* TASK DESCRIPTION
Lines holding the string "componenten" are the ones to copy from this listing.

★ ★ ★ ★

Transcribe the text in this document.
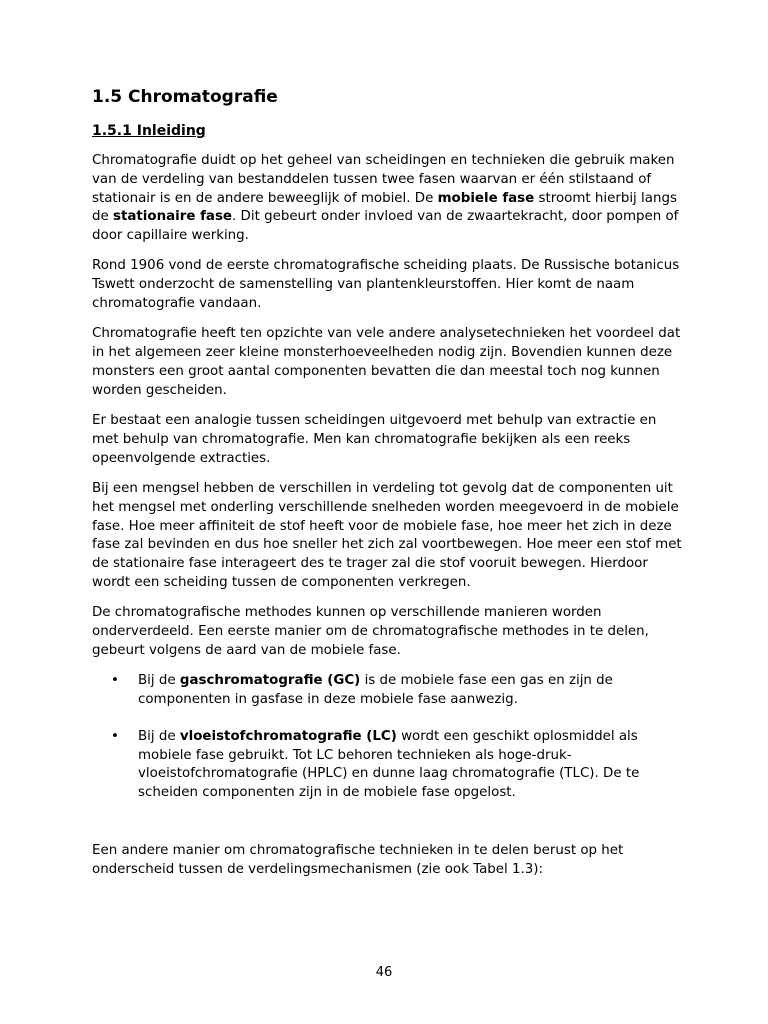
1.5 Chromatografie
1.5.1 Inleiding

Chromatografie duidt op het geheel van scheidingen en technieken die gebruik maken van de verdeling van bestanddelen tussen twee fasen waarvan er één stilstaand of stationair is en de andere beweeglijk of mobiel. De mobiele fase stroomt hierbij langs de stationaire fase. Dit gebeurt onder invloed van de zwaartekracht, door pompen of door capillaire werking.

Rond 1906 vond de eerste chromatografische scheiding plaats. De Russische botanicus Tswett onderzocht de samenstelling van plantenkleurstoffen. Hier komt de naam chromatografie vandaan.

Chromatografie heeft ten opzichte van vele andere analysetechnieken het voordeel dat in het algemeen zeer kleine monsterhoeveelheden nodig zijn. Bovendien kunnen deze monsters een groot aantal componenten bevatten die dan meestal toch nog kunnen worden gescheiden.

Er bestaat een analogie tussen scheidingen uitgevoerd met behulp van extractie en met behulp van chromatografie. Men kan chromatografie bekijken als een reeks opeenvolgende extracties.

Bij een mengsel hebben de verschillen in verdeling tot gevolg dat de componenten uit het mengsel met onderling verschillende snelheden worden meegevoerd in de mobiele fase. Hoe meer affiniteit de stof heeft voor de mobiele fase, hoe meer het zich in deze fase zal bevinden en dus hoe sneller het zich zal voortbewegen. Hoe meer een stof met de stationaire fase interageert des te trager zal die stof vooruit bewegen. Hierdoor wordt een scheiding tussen de componenten verkregen.

De chromatografische methodes kunnen op verschillende manieren worden onderverdeeld. Een eerste manier om de chromatografische methodes in te delen, gebeurt volgens de aard van de mobiele fase.

• Bij de gaschromatografie (GC) is de mobiele fase een gas en zijn de componenten in gasfase in deze mobiele fase aanwezig.
• Bij de vloeistofchromatografie (LC) wordt een geschikt oplosmiddel als mobiele fase gebruikt. Tot LC behoren technieken als hoge-druk-vloeistofchromatografie (HPLC) en dunne laag chromatografie (TLC). De te scheiden componenten zijn in de mobiele fase opgelost.

Een andere manier om chromatografische technieken in te delen berust op het onderscheid tussen de verdelingsmechanismen (zie ook Tabel 1.3):

46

★ ★ ★ ★

* WRITTEN RESPONSE
Chromatografie heeft ten opzichte van vele andere analysetechnieken het voordeel dat in het algemeen zeer kleine monsterhoeveelheden nodig zijn. Bovendien kunnen deze monsters een groot aantal componenten bevatten die dan meestal toch nog kunnen worden gescheiden.
Bij een mengsel hebben de verschillen in verdeling tot gevolg dat de componenten uit het mengsel met onderling verschillende snelheden worden meegevoerd in de mobiele fase. Hoe meer affiniteit de stof heeft voor de mobiele fase, hoe meer het zich in deze fase zal bevinden en dus hoe sneller het zich zal voortbewegen. Hoe meer een stof met de stationaire fase interageert des te trager zal die stof vooruit bewegen. Hierdoor wordt een scheiding tussen de componenten verkregen.
• Bij de gaschromatografie (GC) is de mobiele fase een gas en zijn de componenten in gasfase in deze mobiele fase aanwezig.
• Bij de vloeistofchromatografie (LC) wordt een geschikt oplosmiddel als mobiele fase gebruikt. Tot LC behoren technieken als hoge-druk-vloeistofchromatografie (HPLC) en dunne laag chromatografie (TLC). De te scheiden componenten zijn in de mobiele fase opgelost.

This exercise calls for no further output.